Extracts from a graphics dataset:

BEGIN

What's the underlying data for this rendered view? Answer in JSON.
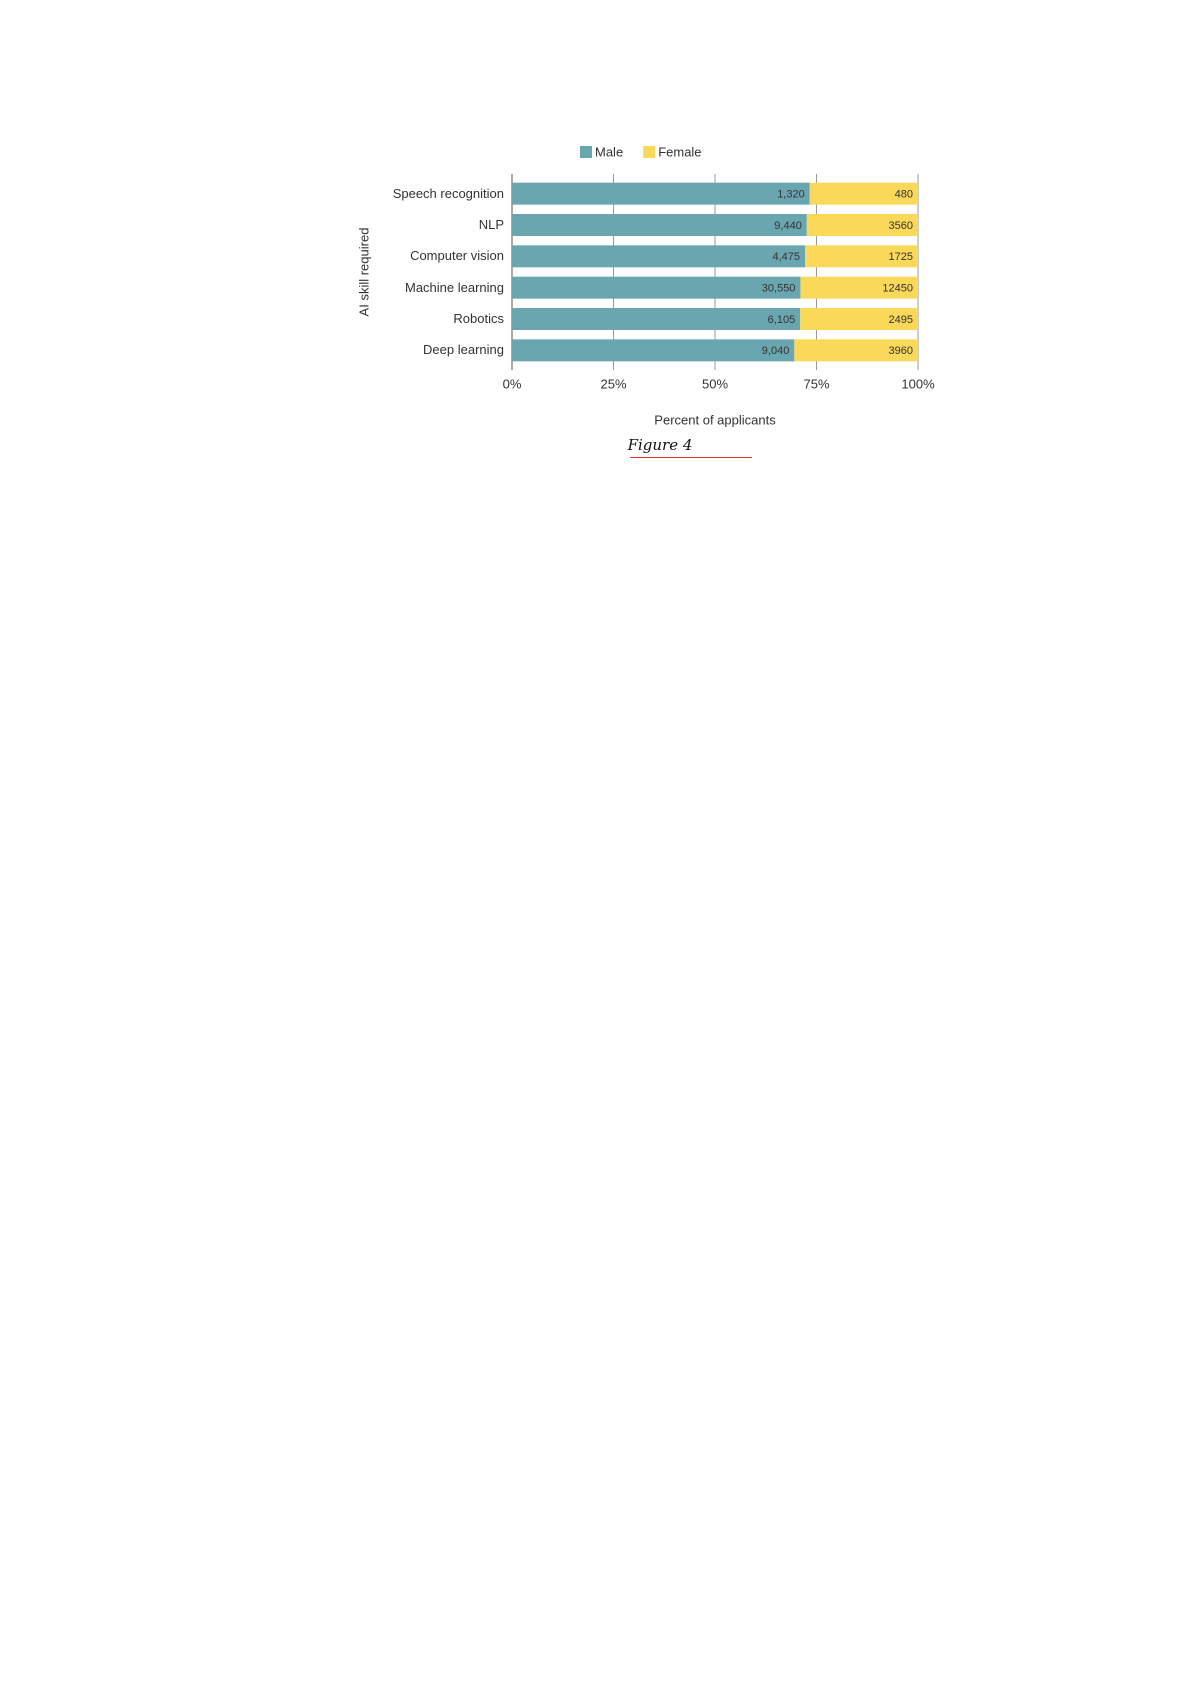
{
  "chart_data": {
    "type": "bar",
    "stacking": "percent",
    "orientation": "horizontal",
    "categories": [
      "Speech recognition",
      "NLP",
      "Computer vision",
      "Machine learning",
      "Robotics",
      "Deep learning"
    ],
    "series": [
      {
        "name": "Male",
        "color": "#6aa6b0",
        "values": [
          1320,
          9440,
          4475,
          30550,
          6105,
          9040
        ],
        "value_labels": [
          "1,320",
          "9,440",
          "4,475",
          "30,550",
          "6,105",
          "9,040"
        ]
      },
      {
        "name": "Female",
        "color": "#fad85a",
        "values": [
          480,
          3560,
          1725,
          12450,
          2495,
          3960
        ]
      }
    ],
    "xlim": [
      0,
      100
    ],
    "xticks": [
      {
        "value": 0,
        "label": "0%"
      },
      {
        "value": 25,
        "label": "25%"
      },
      {
        "value": 50,
        "label": "50%"
      },
      {
        "value": 75,
        "label": "75%"
      },
      {
        "value": 100,
        "label": "100%"
      }
    ],
    "grid": true,
    "x_label": "Percent of applicants",
    "y_label": "AI skill required",
    "legend": "top",
    "caption": "Figure 4"
  }
}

END

> _What needs to be done_:
Copy out all the entries exactly. Images stay out of the copy.

> _Result of the task_:
What's the underlying data for this rendered view? Answer in JSON.
{
  "chart_data": {
    "type": "bar",
    "stacking": "percent",
    "orientation": "horizontal",
    "categories": [
      "Speech recognition",
      "NLP",
      "Computer vision",
      "Machine learning",
      "Robotics",
      "Deep learning"
    ],
    "series": [
      {
        "name": "Male",
        "color": "#6aa6b0",
        "values": [
          1320,
          9440,
          4475,
          30550,
          6105,
          9040
        ],
        "value_labels": [
          "1,320",
          "9,440",
          "4,475",
          "30,550",
          "6,105",
          "9,040"
        ]
      },
      {
        "name": "Female",
        "color": "#fad85a",
        "values": [
          480,
          3560,
          1725,
          12450,
          2495,
          3960
        ]
      }
    ],
    "xlim": [
      0,
      100
    ],
    "xticks": [
      {
        "value": 0,
        "label": "0%"
      },
      {
        "value": 25,
        "label": "25%"
      },
      {
        "value": 50,
        "label": "50%"
      },
      {
        "value": 75,
        "label": "75%"
      },
      {
        "value": 100,
        "label": "100%"
      }
    ],
    "grid": true,
    "x_label": "Percent of applicants",
    "y_label": "AI skill required",
    "legend": "top",
    "caption": "Figure 4"
  }
}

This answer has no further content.